— EXERCISE PROMPT —
The answer must be one number: how many lines of the records contain "hours".

— RECORDED DATA —
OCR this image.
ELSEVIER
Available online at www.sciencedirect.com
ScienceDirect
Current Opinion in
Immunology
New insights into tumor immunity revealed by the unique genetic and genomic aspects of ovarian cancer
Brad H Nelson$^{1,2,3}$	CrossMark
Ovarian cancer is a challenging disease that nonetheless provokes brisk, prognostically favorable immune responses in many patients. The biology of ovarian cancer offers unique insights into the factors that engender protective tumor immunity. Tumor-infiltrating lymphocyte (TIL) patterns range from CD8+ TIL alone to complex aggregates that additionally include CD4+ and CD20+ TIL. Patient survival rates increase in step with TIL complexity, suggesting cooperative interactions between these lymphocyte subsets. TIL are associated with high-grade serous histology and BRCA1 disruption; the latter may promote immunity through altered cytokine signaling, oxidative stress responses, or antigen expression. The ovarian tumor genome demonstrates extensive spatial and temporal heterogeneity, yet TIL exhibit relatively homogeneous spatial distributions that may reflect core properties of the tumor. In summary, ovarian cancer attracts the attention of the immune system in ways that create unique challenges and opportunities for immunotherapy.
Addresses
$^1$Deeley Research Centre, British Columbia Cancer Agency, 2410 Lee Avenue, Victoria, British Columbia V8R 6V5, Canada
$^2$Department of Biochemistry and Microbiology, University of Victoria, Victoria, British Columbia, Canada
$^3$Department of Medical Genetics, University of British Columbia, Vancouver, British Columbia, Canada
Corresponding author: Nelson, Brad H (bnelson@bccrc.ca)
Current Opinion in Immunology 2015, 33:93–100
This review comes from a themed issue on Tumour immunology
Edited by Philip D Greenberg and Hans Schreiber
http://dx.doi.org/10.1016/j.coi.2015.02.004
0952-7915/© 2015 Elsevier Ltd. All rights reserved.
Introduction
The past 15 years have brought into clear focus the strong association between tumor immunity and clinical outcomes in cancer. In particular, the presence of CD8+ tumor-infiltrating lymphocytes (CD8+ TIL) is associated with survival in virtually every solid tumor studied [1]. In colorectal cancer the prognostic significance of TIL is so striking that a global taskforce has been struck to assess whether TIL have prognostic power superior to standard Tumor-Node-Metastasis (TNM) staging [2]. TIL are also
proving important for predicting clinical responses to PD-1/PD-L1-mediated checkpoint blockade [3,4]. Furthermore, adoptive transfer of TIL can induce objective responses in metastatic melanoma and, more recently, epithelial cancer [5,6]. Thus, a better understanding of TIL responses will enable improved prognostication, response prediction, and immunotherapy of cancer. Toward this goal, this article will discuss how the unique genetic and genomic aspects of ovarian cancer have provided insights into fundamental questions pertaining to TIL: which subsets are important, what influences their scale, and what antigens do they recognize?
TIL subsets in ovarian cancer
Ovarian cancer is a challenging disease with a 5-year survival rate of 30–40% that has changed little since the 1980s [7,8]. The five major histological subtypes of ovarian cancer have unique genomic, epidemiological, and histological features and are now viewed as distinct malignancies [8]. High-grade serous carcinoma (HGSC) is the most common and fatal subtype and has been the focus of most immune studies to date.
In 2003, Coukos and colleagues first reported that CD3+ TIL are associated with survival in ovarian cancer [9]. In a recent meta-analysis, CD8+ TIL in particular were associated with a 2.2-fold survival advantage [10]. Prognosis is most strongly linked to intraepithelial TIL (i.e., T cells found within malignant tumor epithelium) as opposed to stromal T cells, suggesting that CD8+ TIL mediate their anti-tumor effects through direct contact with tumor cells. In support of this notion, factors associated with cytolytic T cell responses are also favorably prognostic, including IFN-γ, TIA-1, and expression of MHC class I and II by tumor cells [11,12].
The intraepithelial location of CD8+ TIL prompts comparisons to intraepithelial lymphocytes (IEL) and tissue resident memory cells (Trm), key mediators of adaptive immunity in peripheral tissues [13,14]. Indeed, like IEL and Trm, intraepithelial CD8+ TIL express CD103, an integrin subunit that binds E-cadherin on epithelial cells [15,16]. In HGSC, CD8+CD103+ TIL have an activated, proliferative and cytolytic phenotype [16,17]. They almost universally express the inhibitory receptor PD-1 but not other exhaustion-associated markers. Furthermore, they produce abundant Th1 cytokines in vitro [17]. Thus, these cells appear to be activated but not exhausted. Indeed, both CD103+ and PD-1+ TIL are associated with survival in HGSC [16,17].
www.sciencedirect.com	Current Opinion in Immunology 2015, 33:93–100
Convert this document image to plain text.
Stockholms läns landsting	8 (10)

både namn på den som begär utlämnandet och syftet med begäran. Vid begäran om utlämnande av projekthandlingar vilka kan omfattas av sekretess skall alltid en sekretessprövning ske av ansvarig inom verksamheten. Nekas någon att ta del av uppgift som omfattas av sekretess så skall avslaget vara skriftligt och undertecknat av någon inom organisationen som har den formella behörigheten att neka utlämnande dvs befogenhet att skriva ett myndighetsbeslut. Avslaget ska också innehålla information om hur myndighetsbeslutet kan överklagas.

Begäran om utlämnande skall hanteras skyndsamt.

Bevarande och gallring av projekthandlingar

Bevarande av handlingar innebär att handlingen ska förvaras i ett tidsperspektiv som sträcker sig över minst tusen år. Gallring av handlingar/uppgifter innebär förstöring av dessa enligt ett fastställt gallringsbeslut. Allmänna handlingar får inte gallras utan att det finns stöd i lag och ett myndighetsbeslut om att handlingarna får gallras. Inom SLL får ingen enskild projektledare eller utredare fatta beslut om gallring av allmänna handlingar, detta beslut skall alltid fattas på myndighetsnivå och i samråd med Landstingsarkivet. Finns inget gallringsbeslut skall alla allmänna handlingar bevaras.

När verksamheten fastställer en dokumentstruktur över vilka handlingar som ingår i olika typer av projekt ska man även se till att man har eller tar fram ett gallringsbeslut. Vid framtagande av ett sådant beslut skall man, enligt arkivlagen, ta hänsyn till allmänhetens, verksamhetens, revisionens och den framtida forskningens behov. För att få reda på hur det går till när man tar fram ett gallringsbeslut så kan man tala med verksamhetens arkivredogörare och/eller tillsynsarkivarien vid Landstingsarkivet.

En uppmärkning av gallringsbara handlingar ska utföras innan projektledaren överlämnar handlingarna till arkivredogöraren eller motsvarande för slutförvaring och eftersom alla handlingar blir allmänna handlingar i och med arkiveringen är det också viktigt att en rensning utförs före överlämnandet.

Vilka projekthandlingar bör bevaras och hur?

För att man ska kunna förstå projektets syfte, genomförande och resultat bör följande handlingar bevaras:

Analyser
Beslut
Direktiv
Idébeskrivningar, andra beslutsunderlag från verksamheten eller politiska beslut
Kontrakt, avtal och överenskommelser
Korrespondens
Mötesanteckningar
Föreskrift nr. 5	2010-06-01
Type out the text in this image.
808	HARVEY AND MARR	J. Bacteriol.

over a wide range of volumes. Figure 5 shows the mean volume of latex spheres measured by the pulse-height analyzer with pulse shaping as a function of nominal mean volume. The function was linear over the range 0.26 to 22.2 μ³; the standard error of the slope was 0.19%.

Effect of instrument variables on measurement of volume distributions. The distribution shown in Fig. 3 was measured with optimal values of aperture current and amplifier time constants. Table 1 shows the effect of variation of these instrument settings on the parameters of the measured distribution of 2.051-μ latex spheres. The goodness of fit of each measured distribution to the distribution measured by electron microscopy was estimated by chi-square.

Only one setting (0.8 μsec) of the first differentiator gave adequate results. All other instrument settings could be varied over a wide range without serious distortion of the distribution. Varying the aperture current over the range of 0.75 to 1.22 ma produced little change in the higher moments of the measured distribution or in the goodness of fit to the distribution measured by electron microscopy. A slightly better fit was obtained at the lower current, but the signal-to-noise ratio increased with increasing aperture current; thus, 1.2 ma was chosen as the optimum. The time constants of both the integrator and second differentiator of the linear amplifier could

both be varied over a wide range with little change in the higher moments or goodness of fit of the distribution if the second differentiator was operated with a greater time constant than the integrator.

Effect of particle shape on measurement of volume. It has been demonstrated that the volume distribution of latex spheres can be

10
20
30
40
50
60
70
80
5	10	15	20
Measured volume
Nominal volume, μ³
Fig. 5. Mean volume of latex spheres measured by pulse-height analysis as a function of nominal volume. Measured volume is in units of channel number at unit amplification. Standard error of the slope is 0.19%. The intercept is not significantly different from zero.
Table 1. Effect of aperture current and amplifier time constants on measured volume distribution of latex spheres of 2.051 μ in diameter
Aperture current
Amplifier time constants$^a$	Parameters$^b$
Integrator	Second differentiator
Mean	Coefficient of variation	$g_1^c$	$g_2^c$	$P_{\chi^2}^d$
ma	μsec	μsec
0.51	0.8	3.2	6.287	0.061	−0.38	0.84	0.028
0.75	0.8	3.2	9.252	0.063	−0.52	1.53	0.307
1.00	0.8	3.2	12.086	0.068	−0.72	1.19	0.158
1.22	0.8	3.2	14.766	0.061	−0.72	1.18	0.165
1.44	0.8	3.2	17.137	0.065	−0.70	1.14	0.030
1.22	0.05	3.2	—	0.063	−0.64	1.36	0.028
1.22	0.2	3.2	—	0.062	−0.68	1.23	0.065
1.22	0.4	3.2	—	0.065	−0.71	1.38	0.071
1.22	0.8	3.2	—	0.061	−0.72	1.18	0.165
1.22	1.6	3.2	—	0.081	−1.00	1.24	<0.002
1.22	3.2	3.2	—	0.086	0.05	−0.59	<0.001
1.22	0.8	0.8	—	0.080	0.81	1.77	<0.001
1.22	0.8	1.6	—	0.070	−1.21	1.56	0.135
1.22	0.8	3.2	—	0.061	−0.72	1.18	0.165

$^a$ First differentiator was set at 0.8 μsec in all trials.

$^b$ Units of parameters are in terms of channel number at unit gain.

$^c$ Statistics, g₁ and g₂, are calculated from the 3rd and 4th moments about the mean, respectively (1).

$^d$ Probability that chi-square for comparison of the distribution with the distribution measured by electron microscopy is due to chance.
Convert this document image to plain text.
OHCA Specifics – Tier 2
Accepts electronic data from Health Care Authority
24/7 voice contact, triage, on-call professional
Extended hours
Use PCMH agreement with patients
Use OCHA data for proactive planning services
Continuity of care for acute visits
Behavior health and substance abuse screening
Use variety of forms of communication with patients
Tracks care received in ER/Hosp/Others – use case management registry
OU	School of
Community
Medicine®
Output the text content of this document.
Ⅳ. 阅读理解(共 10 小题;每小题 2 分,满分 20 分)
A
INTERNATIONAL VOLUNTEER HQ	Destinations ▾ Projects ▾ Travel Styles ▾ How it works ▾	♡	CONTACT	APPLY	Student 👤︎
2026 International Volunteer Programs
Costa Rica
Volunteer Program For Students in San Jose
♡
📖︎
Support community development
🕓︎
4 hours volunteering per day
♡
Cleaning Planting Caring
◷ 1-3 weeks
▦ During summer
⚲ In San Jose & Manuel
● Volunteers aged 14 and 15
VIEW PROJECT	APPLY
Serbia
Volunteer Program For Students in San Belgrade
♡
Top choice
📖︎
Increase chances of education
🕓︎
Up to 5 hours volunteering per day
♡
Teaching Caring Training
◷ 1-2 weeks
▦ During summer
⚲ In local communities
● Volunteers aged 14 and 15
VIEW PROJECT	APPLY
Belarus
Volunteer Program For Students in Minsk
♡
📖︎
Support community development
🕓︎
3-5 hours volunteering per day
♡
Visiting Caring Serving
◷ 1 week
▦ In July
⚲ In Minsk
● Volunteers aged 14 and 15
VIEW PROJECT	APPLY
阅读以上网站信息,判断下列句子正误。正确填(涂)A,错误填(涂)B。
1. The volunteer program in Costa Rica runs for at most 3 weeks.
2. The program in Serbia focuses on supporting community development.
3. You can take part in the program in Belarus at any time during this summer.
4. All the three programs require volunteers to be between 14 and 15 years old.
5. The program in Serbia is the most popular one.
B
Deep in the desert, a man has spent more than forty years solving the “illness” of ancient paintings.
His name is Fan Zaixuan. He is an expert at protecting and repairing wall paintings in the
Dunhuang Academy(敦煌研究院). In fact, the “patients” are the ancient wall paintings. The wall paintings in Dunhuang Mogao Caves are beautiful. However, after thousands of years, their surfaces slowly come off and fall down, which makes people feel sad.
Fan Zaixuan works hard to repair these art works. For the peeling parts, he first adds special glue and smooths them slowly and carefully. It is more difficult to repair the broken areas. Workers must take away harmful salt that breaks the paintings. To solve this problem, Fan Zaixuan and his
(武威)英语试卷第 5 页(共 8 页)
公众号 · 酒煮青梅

— ANSWER AREA —
4